◆ **TASK BRIEF**
Search the listing for "ntreatment" and copy every line where it appears.

◆ **RECORD EXTRACTS**

::::::::

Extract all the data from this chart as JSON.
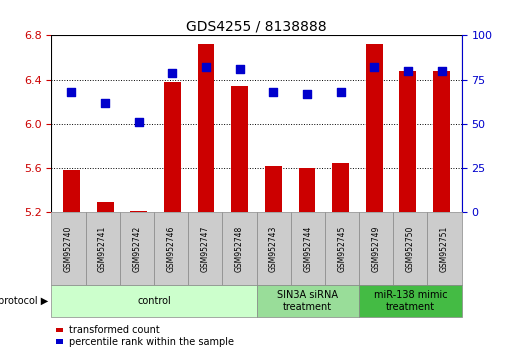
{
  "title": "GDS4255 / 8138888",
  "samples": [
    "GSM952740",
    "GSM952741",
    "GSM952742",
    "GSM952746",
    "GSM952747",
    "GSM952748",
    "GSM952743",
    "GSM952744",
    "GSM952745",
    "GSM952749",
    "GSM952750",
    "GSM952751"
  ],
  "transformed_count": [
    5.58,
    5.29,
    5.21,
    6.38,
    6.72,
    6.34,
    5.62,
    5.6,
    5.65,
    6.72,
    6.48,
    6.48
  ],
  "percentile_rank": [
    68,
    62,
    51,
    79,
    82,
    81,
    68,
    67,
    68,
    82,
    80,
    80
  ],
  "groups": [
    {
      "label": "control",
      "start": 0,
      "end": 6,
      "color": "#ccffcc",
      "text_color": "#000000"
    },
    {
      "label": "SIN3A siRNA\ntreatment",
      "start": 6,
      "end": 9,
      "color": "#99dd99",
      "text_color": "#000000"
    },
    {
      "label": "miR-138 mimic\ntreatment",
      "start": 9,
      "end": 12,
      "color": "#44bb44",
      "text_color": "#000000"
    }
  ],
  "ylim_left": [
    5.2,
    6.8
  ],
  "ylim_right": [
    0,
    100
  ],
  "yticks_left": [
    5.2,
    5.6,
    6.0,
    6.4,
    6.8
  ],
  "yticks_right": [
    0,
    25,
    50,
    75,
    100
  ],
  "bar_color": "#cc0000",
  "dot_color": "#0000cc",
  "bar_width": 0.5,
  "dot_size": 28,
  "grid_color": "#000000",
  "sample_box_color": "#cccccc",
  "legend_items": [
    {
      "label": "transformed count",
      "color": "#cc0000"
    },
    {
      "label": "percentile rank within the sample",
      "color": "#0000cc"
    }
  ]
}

::::::::

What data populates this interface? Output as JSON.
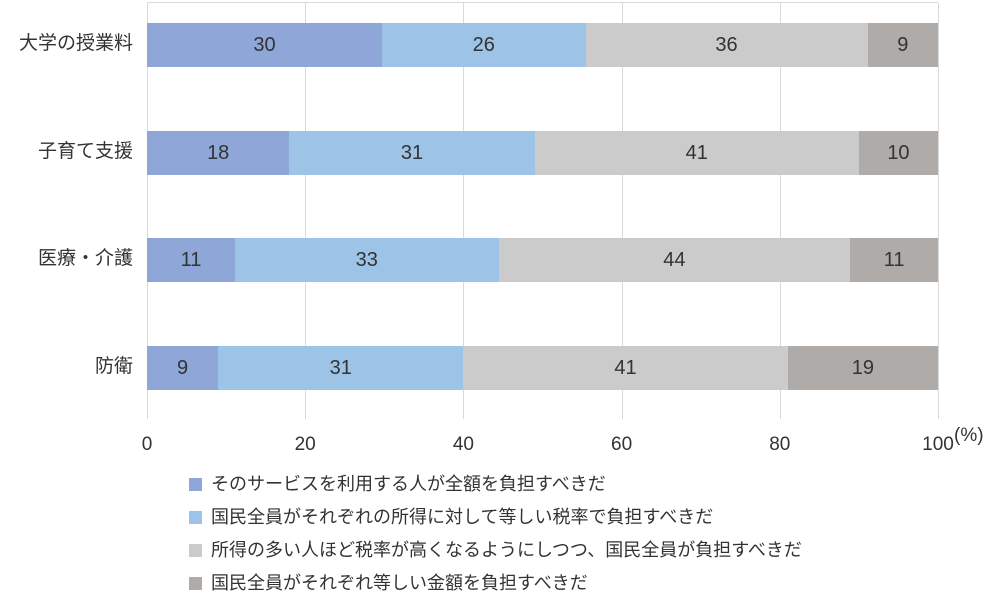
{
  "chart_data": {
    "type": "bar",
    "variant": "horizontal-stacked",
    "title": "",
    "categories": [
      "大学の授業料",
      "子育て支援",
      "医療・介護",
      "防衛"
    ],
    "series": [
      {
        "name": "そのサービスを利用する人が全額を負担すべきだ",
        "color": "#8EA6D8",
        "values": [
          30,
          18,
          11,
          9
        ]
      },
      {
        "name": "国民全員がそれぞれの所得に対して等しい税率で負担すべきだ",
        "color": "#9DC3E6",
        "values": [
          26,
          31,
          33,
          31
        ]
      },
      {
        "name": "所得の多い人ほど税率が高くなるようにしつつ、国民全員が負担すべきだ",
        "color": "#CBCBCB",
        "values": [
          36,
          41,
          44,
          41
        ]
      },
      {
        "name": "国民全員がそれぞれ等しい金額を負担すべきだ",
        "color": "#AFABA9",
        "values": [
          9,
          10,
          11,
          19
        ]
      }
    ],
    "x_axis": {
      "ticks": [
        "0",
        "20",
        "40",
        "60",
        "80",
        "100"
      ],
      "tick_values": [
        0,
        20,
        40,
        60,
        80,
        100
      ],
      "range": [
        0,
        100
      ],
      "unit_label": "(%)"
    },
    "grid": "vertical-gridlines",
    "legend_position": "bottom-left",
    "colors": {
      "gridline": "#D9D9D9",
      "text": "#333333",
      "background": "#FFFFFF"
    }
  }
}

::::::::

◆ **RESPONSE**
      "label": "SIN3A siRNA\ntreatment",
      "label": "miR-138 mimic\ntreatment",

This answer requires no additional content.